- Task details: Reproduce every line of the items below, exactly, from the first line through the line containing "x-tick-label-500: 500 xyxy=(839,608,867,627)".

(Dataset entries)
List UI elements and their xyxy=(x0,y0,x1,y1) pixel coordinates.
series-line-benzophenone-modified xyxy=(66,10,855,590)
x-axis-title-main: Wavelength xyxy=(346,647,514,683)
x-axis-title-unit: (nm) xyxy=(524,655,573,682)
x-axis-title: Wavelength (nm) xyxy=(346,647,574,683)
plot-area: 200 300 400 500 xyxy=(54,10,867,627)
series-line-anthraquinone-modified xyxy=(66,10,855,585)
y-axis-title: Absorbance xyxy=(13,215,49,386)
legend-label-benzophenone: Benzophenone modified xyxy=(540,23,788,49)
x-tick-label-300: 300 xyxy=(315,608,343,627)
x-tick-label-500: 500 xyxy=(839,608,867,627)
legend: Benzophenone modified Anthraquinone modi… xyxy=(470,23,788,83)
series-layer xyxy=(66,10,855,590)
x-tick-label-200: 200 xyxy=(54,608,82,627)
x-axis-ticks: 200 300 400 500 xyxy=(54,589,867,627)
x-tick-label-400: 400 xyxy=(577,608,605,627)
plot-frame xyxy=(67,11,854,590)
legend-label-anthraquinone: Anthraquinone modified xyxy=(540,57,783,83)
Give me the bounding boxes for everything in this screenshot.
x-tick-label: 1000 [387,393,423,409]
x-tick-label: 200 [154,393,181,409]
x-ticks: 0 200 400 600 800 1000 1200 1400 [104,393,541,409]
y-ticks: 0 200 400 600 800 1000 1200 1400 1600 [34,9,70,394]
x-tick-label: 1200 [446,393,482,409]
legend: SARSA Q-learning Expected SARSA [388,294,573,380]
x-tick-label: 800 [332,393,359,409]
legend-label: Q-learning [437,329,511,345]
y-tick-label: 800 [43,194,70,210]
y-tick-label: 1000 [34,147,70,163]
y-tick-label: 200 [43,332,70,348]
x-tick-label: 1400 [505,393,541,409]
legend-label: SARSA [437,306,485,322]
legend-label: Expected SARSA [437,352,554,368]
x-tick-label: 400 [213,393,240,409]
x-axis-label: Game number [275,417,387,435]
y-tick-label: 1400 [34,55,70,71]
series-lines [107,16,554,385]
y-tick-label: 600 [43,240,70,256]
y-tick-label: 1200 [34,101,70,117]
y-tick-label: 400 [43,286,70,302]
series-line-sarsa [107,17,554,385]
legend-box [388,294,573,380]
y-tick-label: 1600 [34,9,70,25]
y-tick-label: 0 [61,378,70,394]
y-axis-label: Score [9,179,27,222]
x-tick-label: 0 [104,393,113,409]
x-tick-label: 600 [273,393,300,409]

- Answer to this exercise:
List UI elements and their xyxy=(x0,y0,x1,y1) pixel coordinates.
series-line-benzophenone-modified xyxy=(66,10,855,590)
x-axis-title-main: Wavelength xyxy=(346,647,514,683)
x-axis-title-unit: (nm) xyxy=(524,655,573,682)
x-axis-title: Wavelength (nm) xyxy=(346,647,574,683)
plot-area: 200 300 400 500 xyxy=(54,10,867,627)
series-line-anthraquinone-modified xyxy=(66,10,855,585)
y-axis-title: Absorbance xyxy=(13,215,49,386)
legend-label-benzophenone: Benzophenone modified xyxy=(540,23,788,49)
x-tick-label-300: 300 xyxy=(315,608,343,627)
x-tick-label-500: 500 xyxy=(839,608,867,627)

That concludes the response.